**Given records**.
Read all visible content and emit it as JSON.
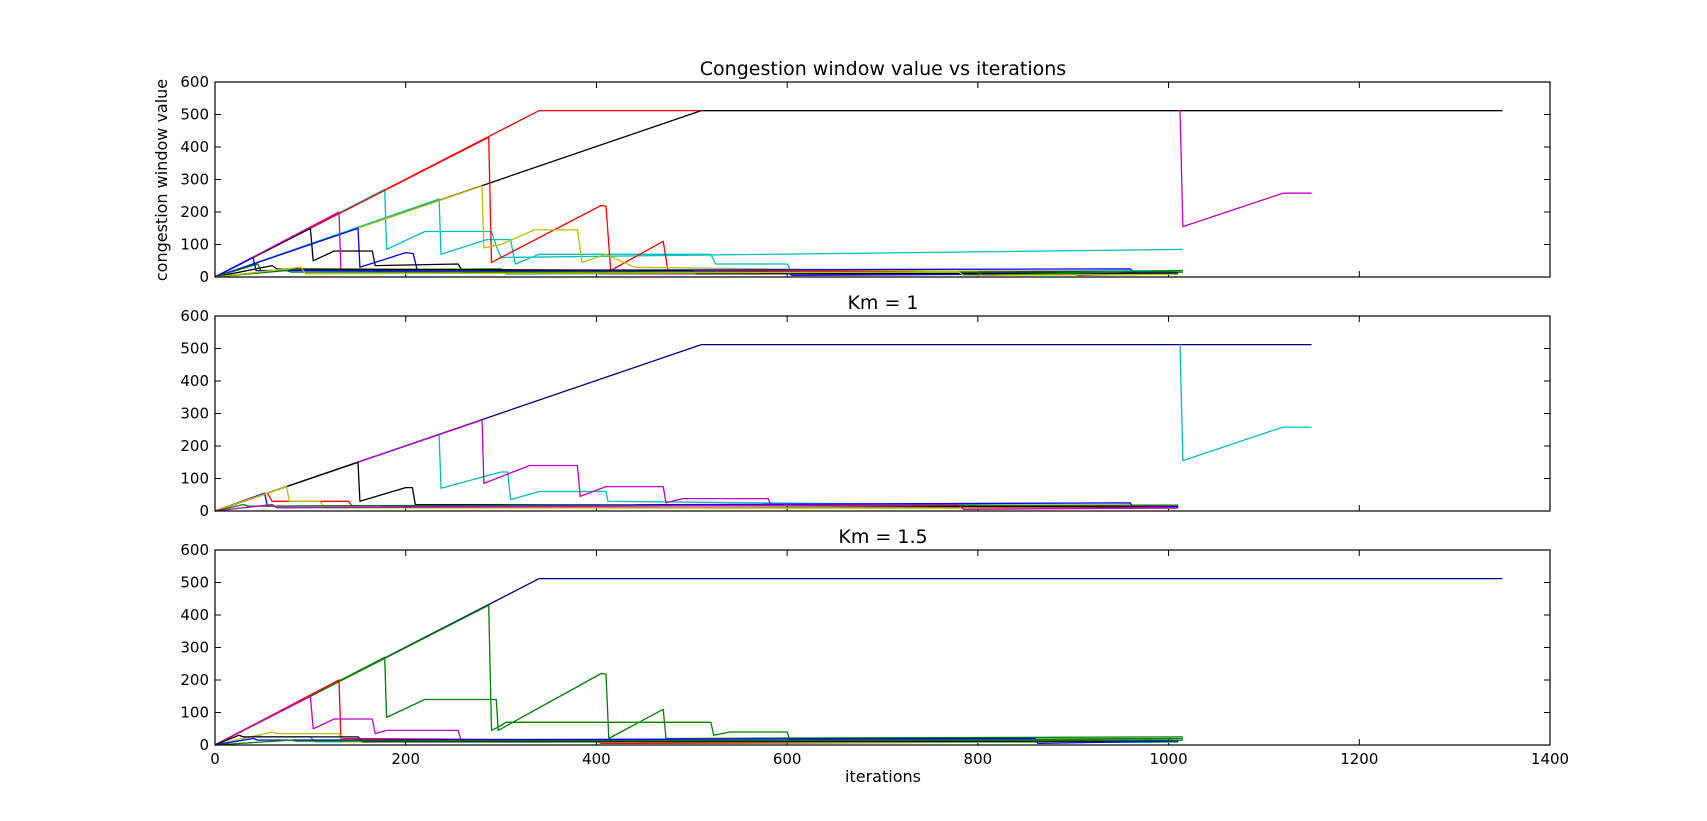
{
  "chart_data": [
    {
      "type": "line",
      "title": "Congestion window value vs iterations",
      "xlabel": "",
      "ylabel": "congestion window value",
      "xlim": [
        0,
        1400
      ],
      "ylim": [
        0,
        600
      ],
      "xticks": [],
      "yticks": [
        0,
        100,
        200,
        300,
        400,
        500,
        600
      ],
      "grid": false,
      "series": [
        {
          "color": "#ff0000",
          "points": [
            [
              0,
              0
            ],
            [
              340,
              512
            ],
            [
              1350,
              512
            ]
          ]
        },
        {
          "color": "#000000",
          "points": [
            [
              0,
              0
            ],
            [
              510,
              512
            ],
            [
              1350,
              512
            ]
          ]
        },
        {
          "color": "#c000c0",
          "points": [
            [
              1010,
              512
            ],
            [
              1012,
              512
            ],
            [
              1015,
              155
            ],
            [
              1120,
              258
            ],
            [
              1150,
              258
            ]
          ]
        },
        {
          "color": "#00bfbf",
          "points": [
            [
              0,
              0
            ],
            [
              178,
              270
            ],
            [
              180,
              85
            ],
            [
              220,
              140
            ],
            [
              290,
              140
            ],
            [
              295,
              95
            ],
            [
              300,
              60
            ],
            [
              1015,
              85
            ]
          ]
        },
        {
          "color": "#00bfbf",
          "points": [
            [
              0,
              0
            ],
            [
              235,
              240
            ],
            [
              237,
              70
            ],
            [
              285,
              115
            ],
            [
              310,
              115
            ],
            [
              315,
              40
            ],
            [
              340,
              70
            ],
            [
              520,
              70
            ],
            [
              525,
              40
            ],
            [
              600,
              40
            ],
            [
              605,
              15
            ],
            [
              1015,
              20
            ]
          ]
        },
        {
          "color": "#ff0000",
          "points": [
            [
              0,
              0
            ],
            [
              287,
              430
            ],
            [
              290,
              45
            ],
            [
              405,
              220
            ],
            [
              410,
              218
            ],
            [
              415,
              20
            ],
            [
              470,
              110
            ],
            [
              475,
              20
            ],
            [
              1015,
              15
            ]
          ]
        },
        {
          "color": "#bfbf00",
          "points": [
            [
              0,
              0
            ],
            [
              280,
              280
            ],
            [
              282,
              90
            ],
            [
              300,
              100
            ],
            [
              335,
              145
            ],
            [
              380,
              145
            ],
            [
              385,
              45
            ],
            [
              410,
              70
            ],
            [
              440,
              30
            ],
            [
              1010,
              10
            ]
          ]
        },
        {
          "color": "#0000ff",
          "points": [
            [
              0,
              0
            ],
            [
              150,
              150
            ],
            [
              152,
              30
            ],
            [
              200,
              75
            ],
            [
              208,
              72
            ],
            [
              212,
              20
            ],
            [
              960,
              25
            ],
            [
              965,
              10
            ],
            [
              1010,
              15
            ]
          ]
        },
        {
          "color": "#000000",
          "points": [
            [
              0,
              0
            ],
            [
              100,
              150
            ],
            [
              103,
              50
            ],
            [
              125,
              80
            ],
            [
              165,
              80
            ],
            [
              168,
              35
            ],
            [
              255,
              40
            ],
            [
              260,
              15
            ],
            [
              1010,
              15
            ]
          ]
        },
        {
          "color": "#c000c0",
          "points": [
            [
              0,
              0
            ],
            [
              130,
              200
            ],
            [
              132,
              20
            ],
            [
              400,
              20
            ],
            [
              405,
              10
            ],
            [
              1010,
              10
            ]
          ]
        },
        {
          "color": "#008000",
          "points": [
            [
              0,
              0
            ],
            [
              45,
              40
            ],
            [
              48,
              20
            ],
            [
              300,
              25
            ],
            [
              305,
              10
            ],
            [
              1015,
              15
            ]
          ]
        },
        {
          "color": "#000000",
          "points": [
            [
              0,
              0
            ],
            [
              60,
              35
            ],
            [
              65,
              25
            ],
            [
              500,
              20
            ],
            [
              505,
              10
            ],
            [
              1010,
              12
            ]
          ]
        },
        {
          "color": "#0000ff",
          "points": [
            [
              0,
              0
            ],
            [
              40,
              60
            ],
            [
              43,
              20
            ],
            [
              600,
              15
            ],
            [
              605,
              5
            ],
            [
              900,
              10
            ],
            [
              905,
              5
            ],
            [
              1010,
              10
            ]
          ]
        },
        {
          "color": "#008000",
          "points": [
            [
              0,
              0
            ],
            [
              75,
              20
            ],
            [
              80,
              15
            ],
            [
              800,
              15
            ],
            [
              805,
              5
            ],
            [
              1015,
              20
            ]
          ]
        },
        {
          "color": "#bfbf00",
          "points": [
            [
              0,
              0
            ],
            [
              90,
              30
            ],
            [
              95,
              10
            ],
            [
              780,
              15
            ],
            [
              785,
              5
            ],
            [
              1010,
              8
            ]
          ]
        }
      ]
    },
    {
      "type": "line",
      "title": "Km = 1",
      "xlabel": "",
      "ylabel": "",
      "xlim": [
        0,
        1400
      ],
      "ylim": [
        0,
        600
      ],
      "xticks": [],
      "yticks": [
        0,
        100,
        200,
        300,
        400,
        500,
        600
      ],
      "grid": false,
      "series": [
        {
          "color": "#000080",
          "points": [
            [
              0,
              0
            ],
            [
              510,
              512
            ],
            [
              1150,
              512
            ]
          ]
        },
        {
          "color": "#00bfbf",
          "points": [
            [
              1012,
              512
            ],
            [
              1015,
              155
            ],
            [
              1120,
              258
            ],
            [
              1150,
              258
            ]
          ]
        },
        {
          "color": "#00bfbf",
          "points": [
            [
              0,
              0
            ],
            [
              235,
              235
            ],
            [
              237,
              70
            ],
            [
              300,
              120
            ],
            [
              307,
              120
            ],
            [
              310,
              35
            ],
            [
              340,
              60
            ],
            [
              410,
              60
            ],
            [
              412,
              30
            ],
            [
              1010,
              12
            ]
          ]
        },
        {
          "color": "#c000c0",
          "points": [
            [
              0,
              0
            ],
            [
              280,
              280
            ],
            [
              282,
              85
            ],
            [
              330,
              140
            ],
            [
              380,
              140
            ],
            [
              383,
              45
            ],
            [
              410,
              75
            ],
            [
              470,
              75
            ],
            [
              473,
              25
            ],
            [
              490,
              38
            ],
            [
              580,
              38
            ],
            [
              583,
              18
            ],
            [
              1010,
              15
            ]
          ]
        },
        {
          "color": "#000000",
          "points": [
            [
              0,
              0
            ],
            [
              150,
              150
            ],
            [
              152,
              30
            ],
            [
              200,
              72
            ],
            [
              207,
              72
            ],
            [
              210,
              20
            ],
            [
              1010,
              12
            ]
          ]
        },
        {
          "color": "#0000ff",
          "points": [
            [
              0,
              0
            ],
            [
              52,
              55
            ],
            [
              55,
              15
            ],
            [
              960,
              25
            ],
            [
              963,
              10
            ],
            [
              1010,
              14
            ]
          ]
        },
        {
          "color": "#ff0000",
          "points": [
            [
              0,
              0
            ],
            [
              55,
              55
            ],
            [
              60,
              30
            ],
            [
              140,
              30
            ],
            [
              145,
              10
            ],
            [
              1010,
              10
            ]
          ]
        },
        {
          "color": "#bfbf00",
          "points": [
            [
              0,
              0
            ],
            [
              75,
              75
            ],
            [
              78,
              30
            ],
            [
              110,
              30
            ],
            [
              115,
              10
            ],
            [
              1010,
              8
            ]
          ]
        },
        {
          "color": "#008000",
          "points": [
            [
              0,
              0
            ],
            [
              30,
              20
            ],
            [
              35,
              15
            ],
            [
              1010,
              18
            ]
          ]
        },
        {
          "color": "#c000c0",
          "points": [
            [
              0,
              0
            ],
            [
              60,
              20
            ],
            [
              65,
              10
            ],
            [
              780,
              20
            ],
            [
              785,
              5
            ],
            [
              1010,
              10
            ]
          ]
        }
      ]
    },
    {
      "type": "line",
      "title": "Km = 1.5",
      "xlabel": "iterations",
      "ylabel": "",
      "xlim": [
        0,
        1400
      ],
      "ylim": [
        0,
        600
      ],
      "xticks": [
        0,
        200,
        400,
        600,
        800,
        1000,
        1200,
        1400
      ],
      "yticks": [
        0,
        100,
        200,
        300,
        400,
        500,
        600
      ],
      "grid": false,
      "series": [
        {
          "color": "#000080",
          "points": [
            [
              0,
              0
            ],
            [
              340,
              512
            ],
            [
              1350,
              512
            ]
          ]
        },
        {
          "color": "#008000",
          "points": [
            [
              0,
              0
            ],
            [
              178,
              270
            ],
            [
              180,
              85
            ],
            [
              220,
              140
            ],
            [
              295,
              140
            ],
            [
              297,
              45
            ],
            [
              405,
              220
            ],
            [
              410,
              218
            ],
            [
              413,
              20
            ],
            [
              470,
              110
            ],
            [
              473,
              20
            ],
            [
              1015,
              25
            ]
          ]
        },
        {
          "color": "#008000",
          "points": [
            [
              0,
              0
            ],
            [
              287,
              430
            ],
            [
              290,
              45
            ],
            [
              300,
              60
            ],
            [
              305,
              70
            ],
            [
              520,
              70
            ],
            [
              523,
              30
            ],
            [
              540,
              40
            ],
            [
              600,
              40
            ],
            [
              603,
              15
            ],
            [
              1015,
              20
            ]
          ]
        },
        {
          "color": "#ff0000",
          "points": [
            [
              0,
              0
            ],
            [
              130,
              200
            ],
            [
              132,
              20
            ],
            [
              400,
              15
            ],
            [
              405,
              5
            ],
            [
              1010,
              10
            ]
          ]
        },
        {
          "color": "#c000c0",
          "points": [
            [
              0,
              0
            ],
            [
              100,
              150
            ],
            [
              103,
              50
            ],
            [
              125,
              80
            ],
            [
              165,
              80
            ],
            [
              168,
              35
            ],
            [
              180,
              45
            ],
            [
              255,
              45
            ],
            [
              258,
              15
            ],
            [
              1010,
              10
            ]
          ]
        },
        {
          "color": "#00bfbf",
          "points": [
            [
              0,
              0
            ],
            [
              45,
              30
            ],
            [
              50,
              25
            ],
            [
              100,
              25
            ],
            [
              105,
              10
            ],
            [
              1010,
              8
            ]
          ]
        },
        {
          "color": "#bfbf00",
          "points": [
            [
              0,
              0
            ],
            [
              60,
              40
            ],
            [
              65,
              35
            ],
            [
              130,
              35
            ],
            [
              135,
              10
            ],
            [
              1010,
              10
            ]
          ]
        },
        {
          "color": "#000000",
          "points": [
            [
              0,
              0
            ],
            [
              25,
              30
            ],
            [
              30,
              25
            ],
            [
              150,
              25
            ],
            [
              155,
              10
            ],
            [
              1010,
              12
            ]
          ]
        },
        {
          "color": "#0000ff",
          "points": [
            [
              0,
              0
            ],
            [
              40,
              20
            ],
            [
              45,
              15
            ],
            [
              860,
              20
            ],
            [
              863,
              5
            ],
            [
              1010,
              12
            ]
          ]
        },
        {
          "color": "#008000",
          "points": [
            [
              0,
              0
            ],
            [
              80,
              15
            ],
            [
              85,
              12
            ],
            [
              1015,
              15
            ]
          ]
        }
      ]
    }
  ]
}
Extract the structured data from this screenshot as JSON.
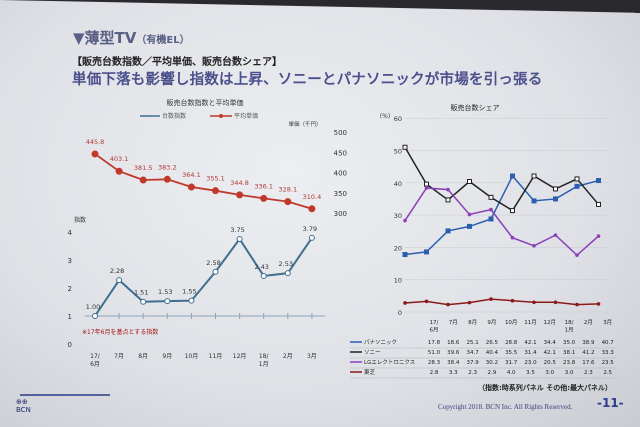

**Given exercise**.
Which lines above hold the word "title"? Copy each of them.

**Task solution**.
      "title": "Congestion window value vs iterations",
      "title": "Km = 1",
      "title": "Km = 1.5",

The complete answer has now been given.